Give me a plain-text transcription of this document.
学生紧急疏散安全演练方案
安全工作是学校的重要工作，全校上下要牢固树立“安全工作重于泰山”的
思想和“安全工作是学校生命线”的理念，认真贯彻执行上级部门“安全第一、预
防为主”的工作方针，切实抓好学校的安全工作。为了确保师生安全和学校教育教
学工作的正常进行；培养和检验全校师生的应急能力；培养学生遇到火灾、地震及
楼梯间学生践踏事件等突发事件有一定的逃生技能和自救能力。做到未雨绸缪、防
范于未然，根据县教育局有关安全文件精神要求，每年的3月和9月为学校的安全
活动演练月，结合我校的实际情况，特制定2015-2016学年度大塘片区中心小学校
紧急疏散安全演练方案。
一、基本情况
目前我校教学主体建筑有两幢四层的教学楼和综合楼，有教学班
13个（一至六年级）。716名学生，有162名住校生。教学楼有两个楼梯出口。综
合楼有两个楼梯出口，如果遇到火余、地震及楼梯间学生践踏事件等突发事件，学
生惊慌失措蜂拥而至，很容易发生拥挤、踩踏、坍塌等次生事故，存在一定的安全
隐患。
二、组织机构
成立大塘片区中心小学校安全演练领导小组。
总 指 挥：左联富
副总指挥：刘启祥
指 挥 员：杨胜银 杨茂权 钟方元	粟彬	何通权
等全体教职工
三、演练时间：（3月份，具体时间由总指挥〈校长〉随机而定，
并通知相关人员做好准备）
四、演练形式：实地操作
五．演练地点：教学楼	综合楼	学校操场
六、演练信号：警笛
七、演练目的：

▸ **PROBLEM TO SOLVE**
Return the entries above exactly, each one complete.

▸ **SOLUTION**
Give me a plain-text transcription of this document.
学生紧急疏散安全演练方案
安全工作是学校的重要工作，全校上下要牢固树立“安全工作重于泰山”的
思想和“安全工作是学校生命线”的理念，认真贯彻执行上级部门“安全第一、预
防为主”的工作方针，切实抓好学校的安全工作。为了确保师生安全和学校教育教
学工作的正常进行；培养和检验全校师生的应急能力；培养学生遇到火灾、地震及
楼梯间学生践踏事件等突发事件有一定的逃生技能和自救能力。做到未雨绸缪、防
范于未然，根据县教育局有关安全文件精神要求，每年的3月和9月为学校的安全
活动演练月，结合我校的实际情况，特制定2015-2016学年度大塘片区中心小学校
紧急疏散安全演练方案。
一、基本情况
目前我校教学主体建筑有两幢四层的教学楼和综合楼，有教学班
13个（一至六年级）。716名学生，有162名住校生。教学楼有两个楼梯出口。综
合楼有两个楼梯出口，如果遇到火余、地震及楼梯间学生践踏事件等突发事件，学
生惊慌失措蜂拥而至，很容易发生拥挤、踩踏、坍塌等次生事故，存在一定的安全
隐患。
二、组织机构
成立大塘片区中心小学校安全演练领导小组。
总 指 挥：左联富
副总指挥：刘启祥
指 挥 员：杨胜银 杨茂权 钟方元	粟彬	何通权
等全体教职工
三、演练时间：（3月份，具体时间由总指挥〈校长〉随机而定，
并通知相关人员做好准备）
四、演练形式：实地操作
五．演练地点：教学楼	综合楼	学校操场
六、演练信号：警笛
七、演练目的：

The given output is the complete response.